■ **DIRECTIVE A**: Repeat the following entries exactly as they appear, starting at the first line of the entries and ending at the line that contains "Text: 05-APR-2017: 05-APR-2017".

■ **TEXT PROVIDED**:
Just a note, we are neither calculating a simple nor an exponential
moving average with

> > x1:=Exp(Sum(Log(y),n)/n);
> > x2:=Exp(Mov(Log(y),n,S));

They should yield the same result, I suspect the difference between
the two are due to rounding.

What we are calculating here is the *geometric* average.  How to
interpret this?  It is especially easy if you are working with return
or interest rates.  Say Jose invests 100 AUD in one of our systems and
we do not charge any fees for that (insert chuckle here somewhere). 
Suppose the returns he gets from this system are as follows in the
next 10 bars:

    1%, 2%, 3%, 4%, 5%, 6%, 7%, 8%, 9%, 10%

Now, to get to the final amount he would have in the account, you can
calculate it as follows:

    100 x 1.01 x 1.02 x 1.03 x 1.04 x 1.05 x 1.06 x 1.07 x 1.08 x 1.09
x 1.10 = 170.2

So at the end he has 170.2 in the account.  What was the average
return that he got per bar?  We could calculate the average of 1, 2,
... 10 to get 5.5%.  However, if we apply 5.5% per bar, we get an
overstated return of

    100 x 1.055 x 1.055 x 1.055 x ... x 1.055 = 170.81

This is a small difference in this example, but next time a consultant
shows you 'linear' return figures, know he is overstating things!  We
once had a guy trying to sell us some investment where he used this
method to get returns in line with what the market offered on some 5
year plan.  If you calculated it correctly, as shown next, the return
was quite a bit less.....

How do we get the actual return?  We calculate the geometric average
as discussed before, as follows:

  ( 1.01 x 1.02 x 1.03 ... x 1.10 ) ^ ( 1 / 10 )

■ **DIRECTIVE B**: Transcribe the entire passage on geometric average returns exactly.

■ **Stored dataset items**:
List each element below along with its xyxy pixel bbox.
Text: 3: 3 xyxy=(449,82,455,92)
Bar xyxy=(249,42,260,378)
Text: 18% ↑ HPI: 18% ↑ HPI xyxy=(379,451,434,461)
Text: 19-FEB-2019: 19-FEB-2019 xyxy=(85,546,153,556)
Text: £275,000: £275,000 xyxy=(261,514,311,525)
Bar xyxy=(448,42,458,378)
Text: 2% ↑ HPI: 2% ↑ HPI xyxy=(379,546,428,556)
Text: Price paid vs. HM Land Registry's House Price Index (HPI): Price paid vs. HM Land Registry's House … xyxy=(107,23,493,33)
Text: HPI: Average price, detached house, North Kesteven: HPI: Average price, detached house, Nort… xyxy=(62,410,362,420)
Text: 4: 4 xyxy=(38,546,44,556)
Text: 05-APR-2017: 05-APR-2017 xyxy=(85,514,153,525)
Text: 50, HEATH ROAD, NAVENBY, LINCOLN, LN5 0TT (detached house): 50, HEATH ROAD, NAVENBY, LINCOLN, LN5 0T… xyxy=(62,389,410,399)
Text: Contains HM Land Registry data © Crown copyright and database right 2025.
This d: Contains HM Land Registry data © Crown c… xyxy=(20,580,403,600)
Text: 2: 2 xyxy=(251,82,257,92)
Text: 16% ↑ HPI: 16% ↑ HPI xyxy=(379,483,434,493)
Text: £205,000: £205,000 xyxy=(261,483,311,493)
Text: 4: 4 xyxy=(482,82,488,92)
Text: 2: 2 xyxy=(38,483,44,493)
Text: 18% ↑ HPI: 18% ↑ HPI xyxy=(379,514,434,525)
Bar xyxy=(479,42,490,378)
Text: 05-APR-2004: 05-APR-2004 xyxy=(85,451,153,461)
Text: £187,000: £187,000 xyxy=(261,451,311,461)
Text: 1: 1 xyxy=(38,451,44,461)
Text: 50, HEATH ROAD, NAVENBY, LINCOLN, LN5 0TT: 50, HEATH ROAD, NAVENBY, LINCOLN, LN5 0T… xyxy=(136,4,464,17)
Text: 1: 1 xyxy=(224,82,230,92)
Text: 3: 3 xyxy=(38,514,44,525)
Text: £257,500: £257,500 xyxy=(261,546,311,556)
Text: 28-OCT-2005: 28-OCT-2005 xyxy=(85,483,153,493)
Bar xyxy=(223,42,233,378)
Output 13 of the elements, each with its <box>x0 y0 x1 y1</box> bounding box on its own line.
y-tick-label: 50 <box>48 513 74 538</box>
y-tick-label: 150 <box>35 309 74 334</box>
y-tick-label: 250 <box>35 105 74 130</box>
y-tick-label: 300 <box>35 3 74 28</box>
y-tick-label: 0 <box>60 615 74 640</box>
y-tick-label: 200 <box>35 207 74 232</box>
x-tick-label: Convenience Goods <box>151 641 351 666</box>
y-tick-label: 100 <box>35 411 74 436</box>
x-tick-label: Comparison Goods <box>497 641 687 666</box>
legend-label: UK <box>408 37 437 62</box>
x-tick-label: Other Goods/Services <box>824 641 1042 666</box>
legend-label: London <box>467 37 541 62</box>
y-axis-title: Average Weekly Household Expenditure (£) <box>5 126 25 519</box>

■ **SOLUTION A**:
List each element below along with its xyxy pixel bbox.
Text: 3: 3 xyxy=(449,82,455,92)
Bar xyxy=(249,42,260,378)
Text: 18% ↑ HPI: 18% ↑ HPI xyxy=(379,451,434,461)
Text: 19-FEB-2019: 19-FEB-2019 xyxy=(85,546,153,556)
Text: £275,000: £275,000 xyxy=(261,514,311,525)
Bar xyxy=(448,42,458,378)
Text: 2% ↑ HPI: 2% ↑ HPI xyxy=(379,546,428,556)
Text: Price paid vs. HM Land Registry's House Price Index (HPI): Price paid vs. HM Land Registry's House … xyxy=(107,23,493,33)
Text: HPI: Average price, detached house, North Kesteven: HPI: Average price, detached house, Nort… xyxy=(62,410,362,420)
Text: 4: 4 xyxy=(38,546,44,556)
Text: 05-APR-2017: 05-APR-2017 xyxy=(85,514,153,525)

■ **SOLUTION B**:
Just a note, we are neither calculating a simple nor an exponential
moving average with

> > x1:=Exp(Sum(Log(y),n)/n);
> > x2:=Exp(Mov(Log(y),n,S));

They should yield the same result, I suspect the difference between
the two are due to rounding.

What we are calculating here is the *geometric* average.  How to
interpret this?  It is especially easy if you are working with return
or interest rates.  Say Jose invests 100 AUD in one of our systems and
we do not charge any fees for that (insert chuckle here somewhere). 
Suppose the returns he gets from this system are as follows in the
next 10 bars:

    1%, 2%, 3%, 4%, 5%, 6%, 7%, 8%, 9%, 10%

Now, to get to the final amount he would have in the account, you can
calculate it as follows:

    100 x 1.01 x 1.02 x 1.03 x 1.04 x 1.05 x 1.06 x 1.07 x 1.08 x 1.09
x 1.10 = 170.2

So at the end he has 170.2 in the account.  What was the average
return that he got per bar?  We could calculate the average of 1, 2,
... 10 to get 5.5%.  However, if we apply 5.5% per bar, we get an
overstated return of

    100 x 1.055 x 1.055 x 1.055 x ... x 1.055 = 170.81

This is a small difference in this example, but next time a consultant
shows you 'linear' return figures, know he is overstating things!  We
once had a guy trying to sell us some investment where he used this
method to get returns in line with what the market offered on some 5
year plan.  If you calculated it correctly, as shown next, the return
was quite a bit less.....

How do we get the actual return?  We calculate the geometric average
as discussed before, as follows:

  ( 1.01 x 1.02 x 1.03 ... x 1.10 ) ^ ( 1 / 10 )